- [Given problem]:
Each entry below should be echoed exactly, with pictures omitted.

- [Source data]:

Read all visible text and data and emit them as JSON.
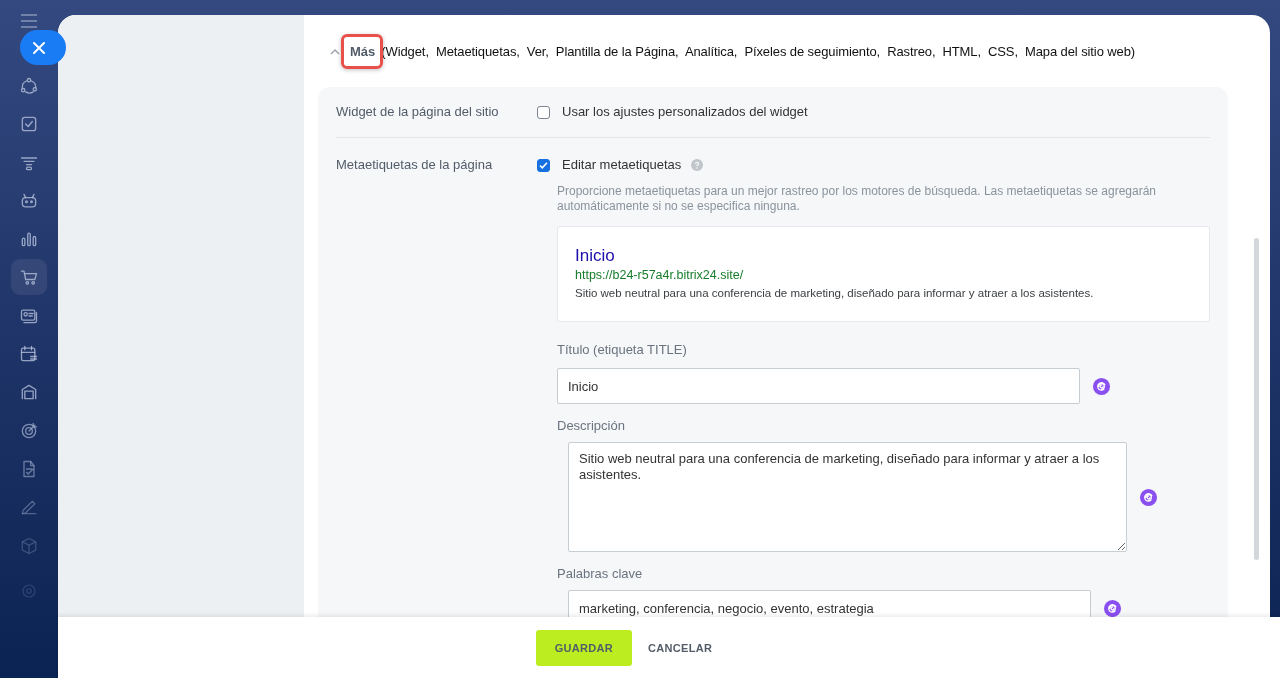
{
  "sidebar": {
    "items": [
      {
        "selected": false
      },
      {
        "selected": false
      },
      {
        "selected": false
      },
      {
        "selected": false
      },
      {
        "selected": false
      },
      {
        "selected": true
      },
      {
        "selected": false
      },
      {
        "selected": false
      },
      {
        "selected": false
      },
      {
        "selected": false
      },
      {
        "selected": false
      },
      {
        "selected": false
      },
      {
        "selected": false
      }
    ]
  },
  "more_section": {
    "expanded": true,
    "label": "Más",
    "highlighted": true,
    "summary": "(Widget,  Metaetiquetas,  Ver,  Plantilla de la Página,  Analítica,  Píxeles de seguimiento,  Rastreo,  HTML,  CSS,  Mapa del sitio web)"
  },
  "settings": [
    {
      "label": "Widget de la página del sitio",
      "option": "Usar los ajustes personalizados del widget",
      "checked": false
    },
    {
      "label": "Metaetiquetas de la página",
      "option": "Editar metaetiquetas",
      "checked": true,
      "hint": "Proporcione metaetiquetas para un mejor rastreo por los motores de búsqueda. Las metaetiquetas se agregarán automáticamente si no se especifica ninguna.",
      "preview": {
        "title": "Inicio",
        "url": "https://b24-r57a4r.bitrix24.site/",
        "description": "Sitio web neutral para una conferencia de marketing, diseñado para informar y atraer a los asistentes."
      },
      "fields": [
        {
          "kind": "input",
          "label": "Título (etiqueta TITLE)",
          "value": "Inicio"
        },
        {
          "kind": "textarea",
          "label": "Descripción",
          "value": "Sitio web neutral para una conferencia de marketing, diseñado para informar y atraer a los asistentes."
        },
        {
          "kind": "input",
          "label": "Palabras clave",
          "value": "marketing, conferencia, negocio, evento, estrategia"
        }
      ]
    }
  ],
  "buttons": [
    {
      "label": "GUARDAR",
      "kind": "primary"
    },
    {
      "label": "CANCELAR",
      "kind": "link"
    }
  ]
}
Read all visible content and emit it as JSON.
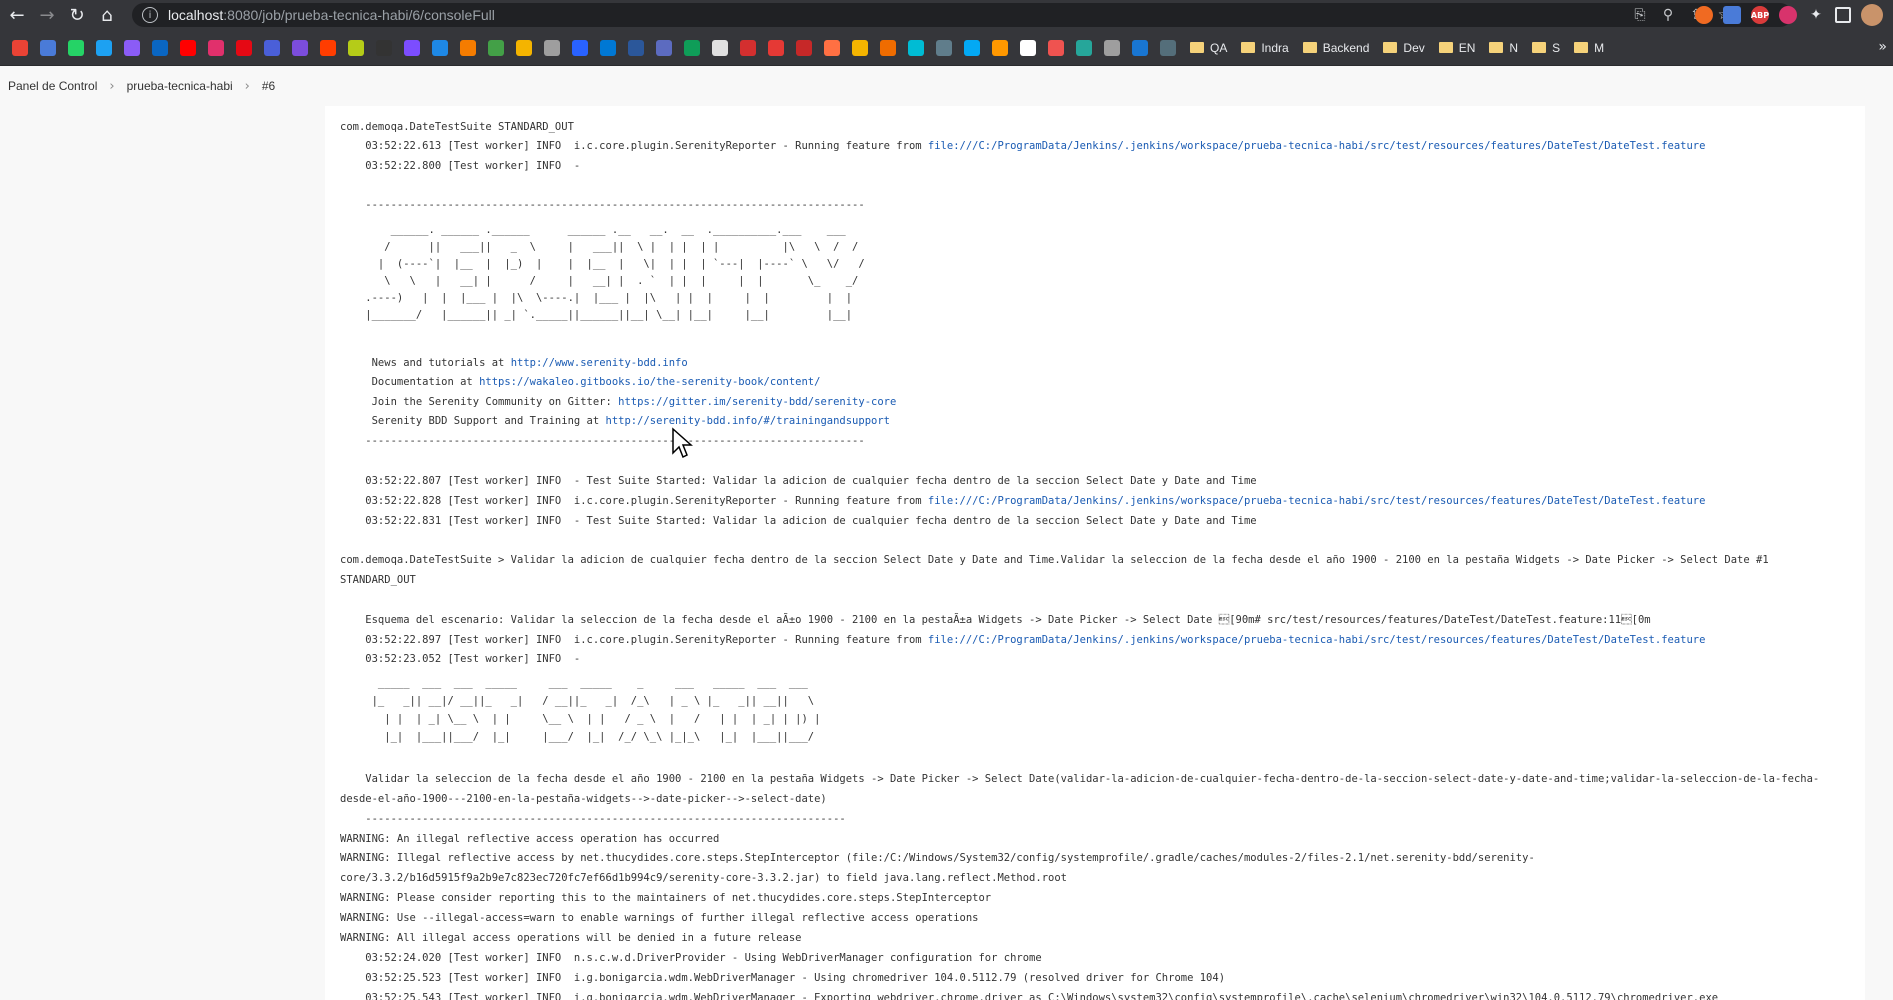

- [Correct answer]:
Read all visible text and data and emit them as JSON.
{
  "sidebar": {
    "items": [
      {
        "selected": false
      },
      {
        "selected": false
      },
      {
        "selected": false
      },
      {
        "selected": false
      },
      {
        "selected": false
      },
      {
        "selected": true
      },
      {
        "selected": false
      },
      {
        "selected": false
      },
      {
        "selected": false
      },
      {
        "selected": false
      },
      {
        "selected": false
      },
      {
        "selected": false
      },
      {
        "selected": false
      }
    ]
  },
  "more_section": {
    "expanded": true,
    "label": "Más",
    "highlighted": true,
    "summary": "(Widget,  Metaetiquetas,  Ver,  Plantilla de la Página,  Analítica,  Píxeles de seguimiento,  Rastreo,  HTML,  CSS,  Mapa del sitio web)"
  },
  "settings": [
    {
      "label": "Widget de la página del sitio",
      "option": "Usar los ajustes personalizados del widget",
      "checked": false
    },
    {
      "label": "Metaetiquetas de la página",
      "option": "Editar metaetiquetas",
      "checked": true,
      "hint": "Proporcione metaetiquetas para un mejor rastreo por los motores de búsqueda. Las metaetiquetas se agregarán automáticamente si no se especifica ninguna.",
      "preview": {
        "title": "Inicio",
        "url": "https://b24-r57a4r.bitrix24.site/",
        "description": "Sitio web neutral para una conferencia de marketing, diseñado para informar y atraer a los asistentes."
      },
      "fields": [
        {
          "kind": "input",
          "label": "Título (etiqueta TITLE)",
          "value": "Inicio"
        },
        {
          "kind": "textarea",
          "label": "Descripción",
          "value": "Sitio web neutral para una conferencia de marketing, diseñado para informar y atraer a los asistentes."
        },
        {
          "kind": "input",
          "label": "Palabras clave",
          "value": "marketing, conferencia, negocio, evento, estrategia"
        }
      ]
    }
  ],
  "buttons": [
    {
      "label": "GUARDAR",
      "kind": "primary"
    },
    {
      "label": "CANCELAR",
      "kind": "link"
    }
  ]
}
Read all visible content and emit it as JSON.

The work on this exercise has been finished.